• [ASSIGNMENT] Which lines below contain the word "exon"? Copy each of them.

= Beginning of Section =

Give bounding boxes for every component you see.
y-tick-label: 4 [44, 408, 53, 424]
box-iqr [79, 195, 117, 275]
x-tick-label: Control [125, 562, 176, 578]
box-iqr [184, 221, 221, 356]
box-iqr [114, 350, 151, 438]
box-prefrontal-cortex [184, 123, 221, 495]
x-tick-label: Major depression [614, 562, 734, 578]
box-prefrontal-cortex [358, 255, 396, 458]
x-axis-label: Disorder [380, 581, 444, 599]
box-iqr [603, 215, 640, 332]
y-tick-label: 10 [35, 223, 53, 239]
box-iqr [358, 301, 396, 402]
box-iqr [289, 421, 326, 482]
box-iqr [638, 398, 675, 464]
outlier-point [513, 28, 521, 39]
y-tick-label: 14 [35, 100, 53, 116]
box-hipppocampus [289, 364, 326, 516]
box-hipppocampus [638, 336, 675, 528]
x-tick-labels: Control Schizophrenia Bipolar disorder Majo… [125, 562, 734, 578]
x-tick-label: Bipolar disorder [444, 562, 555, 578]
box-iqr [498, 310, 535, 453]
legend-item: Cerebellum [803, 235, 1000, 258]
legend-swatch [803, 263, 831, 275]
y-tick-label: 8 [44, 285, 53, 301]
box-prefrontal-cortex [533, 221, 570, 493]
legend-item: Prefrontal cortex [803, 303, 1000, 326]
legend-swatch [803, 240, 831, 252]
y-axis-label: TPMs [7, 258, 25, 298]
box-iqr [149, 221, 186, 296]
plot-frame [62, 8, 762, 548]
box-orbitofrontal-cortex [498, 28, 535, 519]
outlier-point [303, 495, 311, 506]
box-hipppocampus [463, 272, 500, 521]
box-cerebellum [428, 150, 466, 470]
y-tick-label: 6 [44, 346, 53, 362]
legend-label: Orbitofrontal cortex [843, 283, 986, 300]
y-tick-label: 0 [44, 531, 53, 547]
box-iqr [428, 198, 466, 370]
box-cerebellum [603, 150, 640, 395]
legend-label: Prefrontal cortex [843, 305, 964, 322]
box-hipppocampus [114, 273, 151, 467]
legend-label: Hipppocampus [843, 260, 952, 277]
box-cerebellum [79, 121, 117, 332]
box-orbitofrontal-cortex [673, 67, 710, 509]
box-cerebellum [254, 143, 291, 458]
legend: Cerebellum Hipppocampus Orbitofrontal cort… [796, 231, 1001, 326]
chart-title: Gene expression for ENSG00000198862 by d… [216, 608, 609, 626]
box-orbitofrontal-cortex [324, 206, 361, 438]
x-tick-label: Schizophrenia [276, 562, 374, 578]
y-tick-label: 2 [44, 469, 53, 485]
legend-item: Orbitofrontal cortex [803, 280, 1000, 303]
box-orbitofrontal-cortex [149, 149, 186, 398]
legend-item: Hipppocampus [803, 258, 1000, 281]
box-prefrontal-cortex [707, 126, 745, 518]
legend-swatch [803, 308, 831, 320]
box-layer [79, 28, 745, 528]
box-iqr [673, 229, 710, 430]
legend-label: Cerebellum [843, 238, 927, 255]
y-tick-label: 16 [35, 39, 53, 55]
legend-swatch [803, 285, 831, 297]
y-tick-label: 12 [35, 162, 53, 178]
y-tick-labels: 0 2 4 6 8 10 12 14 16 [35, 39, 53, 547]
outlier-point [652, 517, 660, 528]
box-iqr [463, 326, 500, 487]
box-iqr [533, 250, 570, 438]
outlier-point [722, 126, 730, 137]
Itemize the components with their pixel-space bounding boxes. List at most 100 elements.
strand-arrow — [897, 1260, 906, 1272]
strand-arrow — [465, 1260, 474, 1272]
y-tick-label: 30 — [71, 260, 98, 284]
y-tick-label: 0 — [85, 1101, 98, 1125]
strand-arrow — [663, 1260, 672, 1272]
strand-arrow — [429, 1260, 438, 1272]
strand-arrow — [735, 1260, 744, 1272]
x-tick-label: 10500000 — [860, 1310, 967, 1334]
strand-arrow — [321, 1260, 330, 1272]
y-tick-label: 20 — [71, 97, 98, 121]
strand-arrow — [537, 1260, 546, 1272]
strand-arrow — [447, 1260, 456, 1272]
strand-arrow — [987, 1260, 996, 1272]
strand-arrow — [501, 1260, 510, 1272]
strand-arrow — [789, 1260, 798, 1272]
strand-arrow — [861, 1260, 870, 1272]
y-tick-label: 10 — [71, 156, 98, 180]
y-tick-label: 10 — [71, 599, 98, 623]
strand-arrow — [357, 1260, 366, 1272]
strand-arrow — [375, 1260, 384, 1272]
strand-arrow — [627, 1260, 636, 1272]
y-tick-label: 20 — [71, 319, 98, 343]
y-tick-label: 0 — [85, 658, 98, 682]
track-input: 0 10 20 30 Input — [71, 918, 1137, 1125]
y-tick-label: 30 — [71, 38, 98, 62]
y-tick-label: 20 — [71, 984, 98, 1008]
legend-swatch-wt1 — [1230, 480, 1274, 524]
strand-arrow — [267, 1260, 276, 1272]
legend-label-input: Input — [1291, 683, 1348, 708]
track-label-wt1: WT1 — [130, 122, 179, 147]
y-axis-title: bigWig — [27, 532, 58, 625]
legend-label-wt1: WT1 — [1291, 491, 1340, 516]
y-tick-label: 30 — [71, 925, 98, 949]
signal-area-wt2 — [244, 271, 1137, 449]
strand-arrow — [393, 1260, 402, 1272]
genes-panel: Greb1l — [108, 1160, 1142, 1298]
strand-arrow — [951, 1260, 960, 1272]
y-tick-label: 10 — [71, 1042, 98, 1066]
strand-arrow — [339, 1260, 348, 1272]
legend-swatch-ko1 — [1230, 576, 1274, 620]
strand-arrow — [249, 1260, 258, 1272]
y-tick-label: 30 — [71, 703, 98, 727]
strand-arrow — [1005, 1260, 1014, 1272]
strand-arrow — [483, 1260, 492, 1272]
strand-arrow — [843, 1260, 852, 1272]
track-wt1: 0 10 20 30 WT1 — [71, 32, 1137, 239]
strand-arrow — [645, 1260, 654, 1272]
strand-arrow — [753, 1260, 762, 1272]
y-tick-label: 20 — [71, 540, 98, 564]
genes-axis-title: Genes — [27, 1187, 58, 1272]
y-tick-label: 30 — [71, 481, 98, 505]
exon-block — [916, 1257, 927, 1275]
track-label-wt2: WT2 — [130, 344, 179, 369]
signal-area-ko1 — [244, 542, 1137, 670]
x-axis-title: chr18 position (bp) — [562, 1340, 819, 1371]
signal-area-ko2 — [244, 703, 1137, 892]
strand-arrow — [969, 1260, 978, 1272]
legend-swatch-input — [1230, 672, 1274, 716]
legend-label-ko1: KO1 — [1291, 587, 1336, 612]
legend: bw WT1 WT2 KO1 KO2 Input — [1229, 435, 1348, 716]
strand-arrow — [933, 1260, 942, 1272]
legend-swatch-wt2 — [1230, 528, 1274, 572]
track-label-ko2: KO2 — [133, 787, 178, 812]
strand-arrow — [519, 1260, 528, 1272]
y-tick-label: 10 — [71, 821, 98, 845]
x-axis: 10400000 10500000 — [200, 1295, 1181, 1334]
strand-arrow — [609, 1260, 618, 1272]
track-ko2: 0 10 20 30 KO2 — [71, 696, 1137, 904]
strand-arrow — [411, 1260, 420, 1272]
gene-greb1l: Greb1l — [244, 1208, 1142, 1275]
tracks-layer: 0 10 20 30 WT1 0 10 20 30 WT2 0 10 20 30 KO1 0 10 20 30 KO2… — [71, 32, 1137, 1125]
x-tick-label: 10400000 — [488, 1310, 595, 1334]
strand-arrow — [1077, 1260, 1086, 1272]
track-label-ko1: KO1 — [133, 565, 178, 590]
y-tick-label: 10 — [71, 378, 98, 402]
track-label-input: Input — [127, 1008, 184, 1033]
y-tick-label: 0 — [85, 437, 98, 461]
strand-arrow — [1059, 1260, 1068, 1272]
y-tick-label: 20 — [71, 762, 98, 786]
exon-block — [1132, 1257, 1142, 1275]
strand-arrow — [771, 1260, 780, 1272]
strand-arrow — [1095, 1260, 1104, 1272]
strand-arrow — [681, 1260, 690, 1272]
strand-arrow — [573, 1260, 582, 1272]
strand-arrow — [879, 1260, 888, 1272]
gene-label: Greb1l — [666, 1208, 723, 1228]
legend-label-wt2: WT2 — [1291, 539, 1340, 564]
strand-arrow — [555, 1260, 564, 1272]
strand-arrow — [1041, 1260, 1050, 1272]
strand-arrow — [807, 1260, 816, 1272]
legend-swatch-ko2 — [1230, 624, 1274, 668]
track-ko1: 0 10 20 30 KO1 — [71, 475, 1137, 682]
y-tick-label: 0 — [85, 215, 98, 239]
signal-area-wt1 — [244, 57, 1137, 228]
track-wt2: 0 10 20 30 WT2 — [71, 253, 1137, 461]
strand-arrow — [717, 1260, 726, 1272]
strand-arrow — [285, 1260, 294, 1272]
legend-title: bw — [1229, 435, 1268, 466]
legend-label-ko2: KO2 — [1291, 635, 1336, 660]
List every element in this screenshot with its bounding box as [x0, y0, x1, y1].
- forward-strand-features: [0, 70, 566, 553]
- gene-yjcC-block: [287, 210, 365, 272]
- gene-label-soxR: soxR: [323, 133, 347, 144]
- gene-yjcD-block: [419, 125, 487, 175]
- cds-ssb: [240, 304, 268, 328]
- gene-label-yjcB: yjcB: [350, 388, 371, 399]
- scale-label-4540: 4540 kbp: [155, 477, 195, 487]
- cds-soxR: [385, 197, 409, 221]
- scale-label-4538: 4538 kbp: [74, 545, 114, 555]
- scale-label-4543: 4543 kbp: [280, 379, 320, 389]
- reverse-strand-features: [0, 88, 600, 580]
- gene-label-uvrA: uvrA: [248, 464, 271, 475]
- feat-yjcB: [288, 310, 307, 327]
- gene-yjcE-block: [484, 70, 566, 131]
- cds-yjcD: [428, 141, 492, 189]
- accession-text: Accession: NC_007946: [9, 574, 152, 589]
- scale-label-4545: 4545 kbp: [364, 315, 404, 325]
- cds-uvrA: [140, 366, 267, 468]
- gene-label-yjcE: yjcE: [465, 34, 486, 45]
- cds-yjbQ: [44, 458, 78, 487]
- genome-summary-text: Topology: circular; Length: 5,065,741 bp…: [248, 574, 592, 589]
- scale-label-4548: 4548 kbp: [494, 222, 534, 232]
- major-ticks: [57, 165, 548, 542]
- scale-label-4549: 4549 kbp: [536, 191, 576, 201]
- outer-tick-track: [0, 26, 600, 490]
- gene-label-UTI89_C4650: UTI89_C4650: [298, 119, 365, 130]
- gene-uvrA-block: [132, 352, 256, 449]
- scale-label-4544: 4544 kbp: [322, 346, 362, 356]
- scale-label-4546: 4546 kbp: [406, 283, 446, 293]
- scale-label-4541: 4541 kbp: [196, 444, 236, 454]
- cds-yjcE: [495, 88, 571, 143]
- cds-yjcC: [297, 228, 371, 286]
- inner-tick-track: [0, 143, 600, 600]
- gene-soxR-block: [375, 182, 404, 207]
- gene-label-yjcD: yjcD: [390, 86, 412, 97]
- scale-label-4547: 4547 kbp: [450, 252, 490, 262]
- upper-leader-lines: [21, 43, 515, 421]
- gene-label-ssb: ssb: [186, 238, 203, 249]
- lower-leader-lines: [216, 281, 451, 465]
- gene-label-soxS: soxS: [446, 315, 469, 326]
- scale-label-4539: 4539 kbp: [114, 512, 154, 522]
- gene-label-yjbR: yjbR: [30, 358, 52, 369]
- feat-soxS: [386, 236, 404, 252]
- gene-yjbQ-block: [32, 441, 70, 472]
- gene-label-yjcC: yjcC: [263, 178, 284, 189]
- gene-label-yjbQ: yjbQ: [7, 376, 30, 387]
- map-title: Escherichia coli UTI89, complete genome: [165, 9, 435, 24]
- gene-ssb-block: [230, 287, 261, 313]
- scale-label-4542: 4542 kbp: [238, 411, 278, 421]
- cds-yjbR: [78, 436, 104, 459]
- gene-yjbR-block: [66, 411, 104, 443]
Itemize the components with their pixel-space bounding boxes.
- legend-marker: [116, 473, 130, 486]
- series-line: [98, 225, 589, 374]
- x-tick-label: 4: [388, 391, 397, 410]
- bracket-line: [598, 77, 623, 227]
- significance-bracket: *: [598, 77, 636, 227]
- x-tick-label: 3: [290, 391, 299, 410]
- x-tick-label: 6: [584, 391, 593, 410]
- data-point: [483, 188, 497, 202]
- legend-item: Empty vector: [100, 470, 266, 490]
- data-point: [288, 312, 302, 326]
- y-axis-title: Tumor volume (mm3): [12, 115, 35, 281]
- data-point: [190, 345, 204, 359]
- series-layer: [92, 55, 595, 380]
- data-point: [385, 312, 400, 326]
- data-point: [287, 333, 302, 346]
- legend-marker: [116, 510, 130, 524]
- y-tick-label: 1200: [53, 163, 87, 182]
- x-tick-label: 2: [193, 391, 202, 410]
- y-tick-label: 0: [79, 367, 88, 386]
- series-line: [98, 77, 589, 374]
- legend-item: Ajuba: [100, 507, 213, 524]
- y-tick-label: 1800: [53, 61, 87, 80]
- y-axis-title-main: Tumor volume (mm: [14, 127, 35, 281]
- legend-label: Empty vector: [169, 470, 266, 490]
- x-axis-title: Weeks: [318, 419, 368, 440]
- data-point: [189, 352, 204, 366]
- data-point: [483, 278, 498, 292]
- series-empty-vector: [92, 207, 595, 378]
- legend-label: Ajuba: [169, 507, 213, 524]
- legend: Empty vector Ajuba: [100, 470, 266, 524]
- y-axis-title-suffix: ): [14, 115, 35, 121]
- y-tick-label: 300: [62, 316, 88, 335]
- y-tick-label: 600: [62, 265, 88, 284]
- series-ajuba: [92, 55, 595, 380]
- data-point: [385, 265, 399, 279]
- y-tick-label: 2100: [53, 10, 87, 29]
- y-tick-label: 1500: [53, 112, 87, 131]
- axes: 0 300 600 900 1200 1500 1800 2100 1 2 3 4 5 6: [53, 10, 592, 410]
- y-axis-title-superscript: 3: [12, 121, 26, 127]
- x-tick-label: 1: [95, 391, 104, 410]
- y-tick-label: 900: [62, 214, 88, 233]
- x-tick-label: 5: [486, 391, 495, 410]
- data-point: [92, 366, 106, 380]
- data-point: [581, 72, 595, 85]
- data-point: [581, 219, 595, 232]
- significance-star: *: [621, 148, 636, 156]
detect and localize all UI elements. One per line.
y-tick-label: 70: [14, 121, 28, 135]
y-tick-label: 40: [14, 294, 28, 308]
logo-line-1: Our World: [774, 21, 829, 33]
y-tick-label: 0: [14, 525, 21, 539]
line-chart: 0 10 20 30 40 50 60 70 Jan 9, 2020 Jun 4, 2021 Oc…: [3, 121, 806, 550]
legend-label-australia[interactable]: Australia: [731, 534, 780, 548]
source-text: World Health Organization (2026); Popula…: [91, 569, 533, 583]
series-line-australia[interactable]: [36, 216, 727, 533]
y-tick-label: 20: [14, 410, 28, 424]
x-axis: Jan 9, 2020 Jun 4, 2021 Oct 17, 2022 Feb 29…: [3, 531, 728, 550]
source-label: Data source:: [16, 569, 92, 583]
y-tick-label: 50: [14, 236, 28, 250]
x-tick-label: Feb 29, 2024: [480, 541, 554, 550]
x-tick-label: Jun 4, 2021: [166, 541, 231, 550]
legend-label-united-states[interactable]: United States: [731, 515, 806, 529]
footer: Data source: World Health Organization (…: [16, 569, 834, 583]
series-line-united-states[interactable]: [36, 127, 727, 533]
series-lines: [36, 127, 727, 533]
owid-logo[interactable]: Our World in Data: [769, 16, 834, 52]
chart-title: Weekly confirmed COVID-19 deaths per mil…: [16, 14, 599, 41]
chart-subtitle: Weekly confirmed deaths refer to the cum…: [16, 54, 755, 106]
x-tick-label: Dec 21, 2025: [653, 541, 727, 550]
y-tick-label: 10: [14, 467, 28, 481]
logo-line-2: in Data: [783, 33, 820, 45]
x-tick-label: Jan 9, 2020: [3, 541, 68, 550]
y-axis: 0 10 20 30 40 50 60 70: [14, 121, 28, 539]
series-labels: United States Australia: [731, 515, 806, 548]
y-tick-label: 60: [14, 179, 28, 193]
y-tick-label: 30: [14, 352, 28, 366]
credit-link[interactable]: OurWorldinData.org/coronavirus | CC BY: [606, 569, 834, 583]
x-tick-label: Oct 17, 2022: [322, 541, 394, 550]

= End of Section =

• [SOLUTION]
exon-block — [916, 1257, 927, 1275]
exon-block — [1132, 1257, 1142, 1275]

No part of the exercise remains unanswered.